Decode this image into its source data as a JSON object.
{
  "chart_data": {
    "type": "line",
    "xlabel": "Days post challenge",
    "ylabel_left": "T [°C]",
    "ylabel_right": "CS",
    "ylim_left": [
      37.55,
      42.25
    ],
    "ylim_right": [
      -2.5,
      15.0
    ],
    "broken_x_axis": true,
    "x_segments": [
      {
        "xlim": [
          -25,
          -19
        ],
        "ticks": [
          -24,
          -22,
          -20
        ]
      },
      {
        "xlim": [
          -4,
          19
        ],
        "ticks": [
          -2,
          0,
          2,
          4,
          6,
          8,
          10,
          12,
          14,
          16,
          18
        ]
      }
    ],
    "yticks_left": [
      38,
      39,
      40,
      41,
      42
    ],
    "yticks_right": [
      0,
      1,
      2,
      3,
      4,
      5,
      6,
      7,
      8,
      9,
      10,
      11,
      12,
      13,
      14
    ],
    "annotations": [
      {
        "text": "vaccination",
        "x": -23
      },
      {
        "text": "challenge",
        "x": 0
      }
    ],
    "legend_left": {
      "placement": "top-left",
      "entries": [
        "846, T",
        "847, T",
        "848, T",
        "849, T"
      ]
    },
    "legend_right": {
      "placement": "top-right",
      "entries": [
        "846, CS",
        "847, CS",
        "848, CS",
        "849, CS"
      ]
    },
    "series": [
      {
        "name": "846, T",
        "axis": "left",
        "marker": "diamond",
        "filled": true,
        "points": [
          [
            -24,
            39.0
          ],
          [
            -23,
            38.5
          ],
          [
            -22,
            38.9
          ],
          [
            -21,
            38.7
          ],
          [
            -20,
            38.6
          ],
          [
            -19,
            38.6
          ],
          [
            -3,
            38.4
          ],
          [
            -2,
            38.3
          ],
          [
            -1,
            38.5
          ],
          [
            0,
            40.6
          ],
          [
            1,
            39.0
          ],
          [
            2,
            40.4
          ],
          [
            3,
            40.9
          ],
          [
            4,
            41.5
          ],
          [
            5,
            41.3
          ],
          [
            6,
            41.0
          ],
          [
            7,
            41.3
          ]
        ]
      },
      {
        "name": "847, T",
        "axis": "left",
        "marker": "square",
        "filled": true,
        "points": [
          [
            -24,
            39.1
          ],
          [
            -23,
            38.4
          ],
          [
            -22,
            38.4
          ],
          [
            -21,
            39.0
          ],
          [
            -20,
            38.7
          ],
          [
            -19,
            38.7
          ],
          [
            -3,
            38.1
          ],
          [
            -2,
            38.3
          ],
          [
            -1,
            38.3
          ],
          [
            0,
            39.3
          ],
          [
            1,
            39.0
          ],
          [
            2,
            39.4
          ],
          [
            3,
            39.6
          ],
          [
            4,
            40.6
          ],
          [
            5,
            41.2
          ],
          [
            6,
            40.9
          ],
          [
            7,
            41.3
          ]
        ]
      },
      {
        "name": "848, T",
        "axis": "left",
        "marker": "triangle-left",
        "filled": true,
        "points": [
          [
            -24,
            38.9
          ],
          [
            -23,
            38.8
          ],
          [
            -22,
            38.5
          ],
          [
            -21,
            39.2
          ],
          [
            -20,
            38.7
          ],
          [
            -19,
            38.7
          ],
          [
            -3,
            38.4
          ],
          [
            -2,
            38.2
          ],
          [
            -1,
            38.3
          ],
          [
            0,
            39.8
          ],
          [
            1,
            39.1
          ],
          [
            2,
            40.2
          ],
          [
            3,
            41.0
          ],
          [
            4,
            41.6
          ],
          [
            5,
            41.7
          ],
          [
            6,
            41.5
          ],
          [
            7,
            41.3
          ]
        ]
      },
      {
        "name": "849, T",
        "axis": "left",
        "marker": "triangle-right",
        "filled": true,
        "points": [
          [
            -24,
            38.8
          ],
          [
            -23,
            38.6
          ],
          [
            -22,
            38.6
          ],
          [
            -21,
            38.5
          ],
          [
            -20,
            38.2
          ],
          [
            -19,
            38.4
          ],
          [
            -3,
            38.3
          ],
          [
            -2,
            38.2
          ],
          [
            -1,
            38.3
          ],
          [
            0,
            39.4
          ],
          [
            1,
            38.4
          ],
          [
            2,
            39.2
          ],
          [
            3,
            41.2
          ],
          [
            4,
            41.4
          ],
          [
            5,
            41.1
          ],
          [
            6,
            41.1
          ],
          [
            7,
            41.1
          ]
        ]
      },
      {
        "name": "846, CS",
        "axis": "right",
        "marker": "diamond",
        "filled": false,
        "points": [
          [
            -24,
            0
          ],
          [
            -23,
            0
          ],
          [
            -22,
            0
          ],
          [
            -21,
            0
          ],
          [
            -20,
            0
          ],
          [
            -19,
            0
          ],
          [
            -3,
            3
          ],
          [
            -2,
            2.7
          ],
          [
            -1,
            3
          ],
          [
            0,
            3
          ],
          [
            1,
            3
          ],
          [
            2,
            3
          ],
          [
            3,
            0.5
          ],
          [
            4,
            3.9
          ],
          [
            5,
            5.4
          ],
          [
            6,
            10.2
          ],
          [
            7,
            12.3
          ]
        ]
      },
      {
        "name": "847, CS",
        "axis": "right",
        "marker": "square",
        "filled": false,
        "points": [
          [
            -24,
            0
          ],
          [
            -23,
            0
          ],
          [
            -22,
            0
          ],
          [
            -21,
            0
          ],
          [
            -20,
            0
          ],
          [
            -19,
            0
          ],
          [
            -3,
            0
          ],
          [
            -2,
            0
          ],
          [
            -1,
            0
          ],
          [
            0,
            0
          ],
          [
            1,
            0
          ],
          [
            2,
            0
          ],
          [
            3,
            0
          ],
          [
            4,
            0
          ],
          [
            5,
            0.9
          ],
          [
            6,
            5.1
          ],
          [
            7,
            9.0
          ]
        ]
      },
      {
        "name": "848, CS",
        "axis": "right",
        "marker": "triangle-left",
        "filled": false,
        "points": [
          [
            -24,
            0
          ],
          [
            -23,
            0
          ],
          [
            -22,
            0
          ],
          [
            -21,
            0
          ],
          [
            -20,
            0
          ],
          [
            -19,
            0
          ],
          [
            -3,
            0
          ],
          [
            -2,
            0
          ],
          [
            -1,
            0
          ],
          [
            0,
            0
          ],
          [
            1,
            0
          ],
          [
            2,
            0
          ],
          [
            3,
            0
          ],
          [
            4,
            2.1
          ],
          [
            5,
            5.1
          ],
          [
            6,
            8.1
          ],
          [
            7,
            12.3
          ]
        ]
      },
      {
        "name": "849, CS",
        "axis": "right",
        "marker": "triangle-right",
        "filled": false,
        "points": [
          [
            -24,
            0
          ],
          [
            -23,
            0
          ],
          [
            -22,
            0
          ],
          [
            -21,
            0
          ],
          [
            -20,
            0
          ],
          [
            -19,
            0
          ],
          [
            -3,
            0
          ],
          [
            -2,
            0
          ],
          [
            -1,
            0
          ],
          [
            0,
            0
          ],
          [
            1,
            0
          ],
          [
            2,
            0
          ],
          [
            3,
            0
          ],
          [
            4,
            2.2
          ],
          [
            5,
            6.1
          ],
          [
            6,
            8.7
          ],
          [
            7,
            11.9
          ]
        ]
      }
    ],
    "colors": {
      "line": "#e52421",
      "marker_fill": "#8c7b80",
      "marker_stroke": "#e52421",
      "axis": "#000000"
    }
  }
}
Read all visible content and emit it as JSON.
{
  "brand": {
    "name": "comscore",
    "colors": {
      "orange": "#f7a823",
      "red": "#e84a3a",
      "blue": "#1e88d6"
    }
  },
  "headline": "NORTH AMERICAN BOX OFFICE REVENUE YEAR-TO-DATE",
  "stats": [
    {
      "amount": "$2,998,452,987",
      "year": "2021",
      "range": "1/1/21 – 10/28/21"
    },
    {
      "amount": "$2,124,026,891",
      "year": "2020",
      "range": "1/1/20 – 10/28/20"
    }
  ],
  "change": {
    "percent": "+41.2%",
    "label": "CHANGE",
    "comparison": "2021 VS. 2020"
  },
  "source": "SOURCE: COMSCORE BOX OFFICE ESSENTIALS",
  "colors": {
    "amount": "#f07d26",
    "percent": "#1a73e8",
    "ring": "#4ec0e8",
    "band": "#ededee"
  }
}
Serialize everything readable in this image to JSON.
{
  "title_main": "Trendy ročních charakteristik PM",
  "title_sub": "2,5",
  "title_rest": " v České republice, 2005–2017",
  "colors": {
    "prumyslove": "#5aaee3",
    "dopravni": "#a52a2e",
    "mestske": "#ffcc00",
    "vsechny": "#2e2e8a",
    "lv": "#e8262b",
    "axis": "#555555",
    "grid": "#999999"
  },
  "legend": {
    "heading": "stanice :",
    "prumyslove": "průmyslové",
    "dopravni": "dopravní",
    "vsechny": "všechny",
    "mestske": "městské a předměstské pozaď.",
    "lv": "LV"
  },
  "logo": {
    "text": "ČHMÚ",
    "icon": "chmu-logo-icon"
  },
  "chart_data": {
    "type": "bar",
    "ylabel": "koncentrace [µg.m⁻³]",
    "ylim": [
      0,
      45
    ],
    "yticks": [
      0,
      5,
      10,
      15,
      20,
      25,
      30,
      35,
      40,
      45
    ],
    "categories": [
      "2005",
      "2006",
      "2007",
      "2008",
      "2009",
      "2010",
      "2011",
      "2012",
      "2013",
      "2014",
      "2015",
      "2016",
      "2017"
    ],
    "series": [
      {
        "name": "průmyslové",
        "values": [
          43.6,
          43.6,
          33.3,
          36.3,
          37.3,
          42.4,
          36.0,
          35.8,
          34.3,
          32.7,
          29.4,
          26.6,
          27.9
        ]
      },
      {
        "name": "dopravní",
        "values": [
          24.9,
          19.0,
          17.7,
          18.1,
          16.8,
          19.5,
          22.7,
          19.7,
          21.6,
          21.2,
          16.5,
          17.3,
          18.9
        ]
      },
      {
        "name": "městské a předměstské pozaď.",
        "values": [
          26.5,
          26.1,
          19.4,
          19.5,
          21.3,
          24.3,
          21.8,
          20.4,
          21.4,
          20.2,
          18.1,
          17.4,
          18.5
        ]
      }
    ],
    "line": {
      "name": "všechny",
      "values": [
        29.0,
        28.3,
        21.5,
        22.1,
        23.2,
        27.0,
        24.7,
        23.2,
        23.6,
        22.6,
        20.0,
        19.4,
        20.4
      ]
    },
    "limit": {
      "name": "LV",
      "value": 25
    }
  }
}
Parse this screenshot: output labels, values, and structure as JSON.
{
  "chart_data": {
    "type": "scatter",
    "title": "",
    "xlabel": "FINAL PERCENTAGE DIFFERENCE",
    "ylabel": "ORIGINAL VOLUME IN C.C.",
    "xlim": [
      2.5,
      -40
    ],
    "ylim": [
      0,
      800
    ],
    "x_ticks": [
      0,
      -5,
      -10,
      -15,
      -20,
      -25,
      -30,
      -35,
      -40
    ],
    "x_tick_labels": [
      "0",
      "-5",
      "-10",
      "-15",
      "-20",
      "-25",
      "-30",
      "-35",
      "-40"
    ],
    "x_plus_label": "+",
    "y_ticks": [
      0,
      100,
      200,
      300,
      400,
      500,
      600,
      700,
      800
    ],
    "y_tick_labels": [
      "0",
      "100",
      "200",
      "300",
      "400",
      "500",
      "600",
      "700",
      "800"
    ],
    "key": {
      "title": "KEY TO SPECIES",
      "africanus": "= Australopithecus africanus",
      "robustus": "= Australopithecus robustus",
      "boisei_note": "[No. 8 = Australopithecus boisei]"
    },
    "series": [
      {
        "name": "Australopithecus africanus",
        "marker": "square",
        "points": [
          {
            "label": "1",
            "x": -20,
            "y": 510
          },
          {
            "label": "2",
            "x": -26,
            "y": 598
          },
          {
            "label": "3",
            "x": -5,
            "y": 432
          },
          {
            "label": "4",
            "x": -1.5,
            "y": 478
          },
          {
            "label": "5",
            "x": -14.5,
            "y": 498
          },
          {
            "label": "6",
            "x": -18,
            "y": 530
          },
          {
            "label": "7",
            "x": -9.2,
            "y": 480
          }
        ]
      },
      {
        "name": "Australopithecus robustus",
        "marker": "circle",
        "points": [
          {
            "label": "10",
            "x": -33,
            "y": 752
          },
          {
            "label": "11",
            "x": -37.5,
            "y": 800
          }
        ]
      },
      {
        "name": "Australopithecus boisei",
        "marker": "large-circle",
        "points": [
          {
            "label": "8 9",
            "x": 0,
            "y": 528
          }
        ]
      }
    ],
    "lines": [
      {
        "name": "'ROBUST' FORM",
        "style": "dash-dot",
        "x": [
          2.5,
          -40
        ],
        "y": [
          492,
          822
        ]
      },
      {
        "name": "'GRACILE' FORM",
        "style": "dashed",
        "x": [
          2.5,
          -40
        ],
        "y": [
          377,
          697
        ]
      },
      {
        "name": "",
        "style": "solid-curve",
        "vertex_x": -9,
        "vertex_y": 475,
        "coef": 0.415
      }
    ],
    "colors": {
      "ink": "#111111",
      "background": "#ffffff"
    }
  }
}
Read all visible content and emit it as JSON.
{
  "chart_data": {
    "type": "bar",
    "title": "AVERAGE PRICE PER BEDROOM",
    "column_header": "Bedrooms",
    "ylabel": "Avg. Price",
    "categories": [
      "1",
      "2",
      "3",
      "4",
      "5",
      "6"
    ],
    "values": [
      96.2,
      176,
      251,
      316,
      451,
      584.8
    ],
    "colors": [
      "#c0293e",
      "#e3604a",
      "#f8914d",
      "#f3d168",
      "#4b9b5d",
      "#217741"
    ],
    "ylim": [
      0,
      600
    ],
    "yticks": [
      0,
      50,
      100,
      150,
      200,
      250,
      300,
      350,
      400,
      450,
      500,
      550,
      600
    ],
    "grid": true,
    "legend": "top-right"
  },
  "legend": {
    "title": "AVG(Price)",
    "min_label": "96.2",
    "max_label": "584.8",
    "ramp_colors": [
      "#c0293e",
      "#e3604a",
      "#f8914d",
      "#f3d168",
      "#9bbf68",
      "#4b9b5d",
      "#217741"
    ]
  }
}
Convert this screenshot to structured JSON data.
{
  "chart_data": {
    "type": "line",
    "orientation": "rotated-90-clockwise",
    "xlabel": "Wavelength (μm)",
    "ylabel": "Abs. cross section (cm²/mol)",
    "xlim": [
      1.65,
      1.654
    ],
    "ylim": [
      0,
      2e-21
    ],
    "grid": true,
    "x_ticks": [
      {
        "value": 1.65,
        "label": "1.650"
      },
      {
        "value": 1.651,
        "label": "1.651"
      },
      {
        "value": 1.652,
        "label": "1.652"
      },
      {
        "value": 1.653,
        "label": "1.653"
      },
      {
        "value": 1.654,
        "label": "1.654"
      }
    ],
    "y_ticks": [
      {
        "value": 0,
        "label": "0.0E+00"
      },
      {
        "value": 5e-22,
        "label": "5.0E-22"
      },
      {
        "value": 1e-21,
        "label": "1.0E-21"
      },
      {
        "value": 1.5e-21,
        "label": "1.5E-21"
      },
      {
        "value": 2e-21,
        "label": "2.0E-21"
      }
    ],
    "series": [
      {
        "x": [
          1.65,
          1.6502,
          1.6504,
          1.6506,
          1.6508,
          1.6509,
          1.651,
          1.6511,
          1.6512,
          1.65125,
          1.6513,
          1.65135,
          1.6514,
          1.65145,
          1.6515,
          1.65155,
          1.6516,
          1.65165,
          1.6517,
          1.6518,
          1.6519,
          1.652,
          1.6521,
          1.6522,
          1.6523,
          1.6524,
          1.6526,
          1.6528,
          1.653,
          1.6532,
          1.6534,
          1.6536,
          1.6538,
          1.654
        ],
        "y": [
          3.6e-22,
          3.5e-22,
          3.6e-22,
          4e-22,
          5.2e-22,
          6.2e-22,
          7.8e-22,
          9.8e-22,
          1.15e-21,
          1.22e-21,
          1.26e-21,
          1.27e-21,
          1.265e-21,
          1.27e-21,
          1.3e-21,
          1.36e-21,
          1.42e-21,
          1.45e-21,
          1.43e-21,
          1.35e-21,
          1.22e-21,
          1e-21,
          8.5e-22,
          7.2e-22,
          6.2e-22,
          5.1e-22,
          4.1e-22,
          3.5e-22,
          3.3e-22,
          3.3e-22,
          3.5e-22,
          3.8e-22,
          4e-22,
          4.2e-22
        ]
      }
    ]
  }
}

◆ ◆ ◆ ◆

_Work to do_:
Pull out every line of the records above that contains the word "text".

_Finished answer_:
        "text": "vaccination",
        "text": "challenge",
    "text": "ČHMÚ",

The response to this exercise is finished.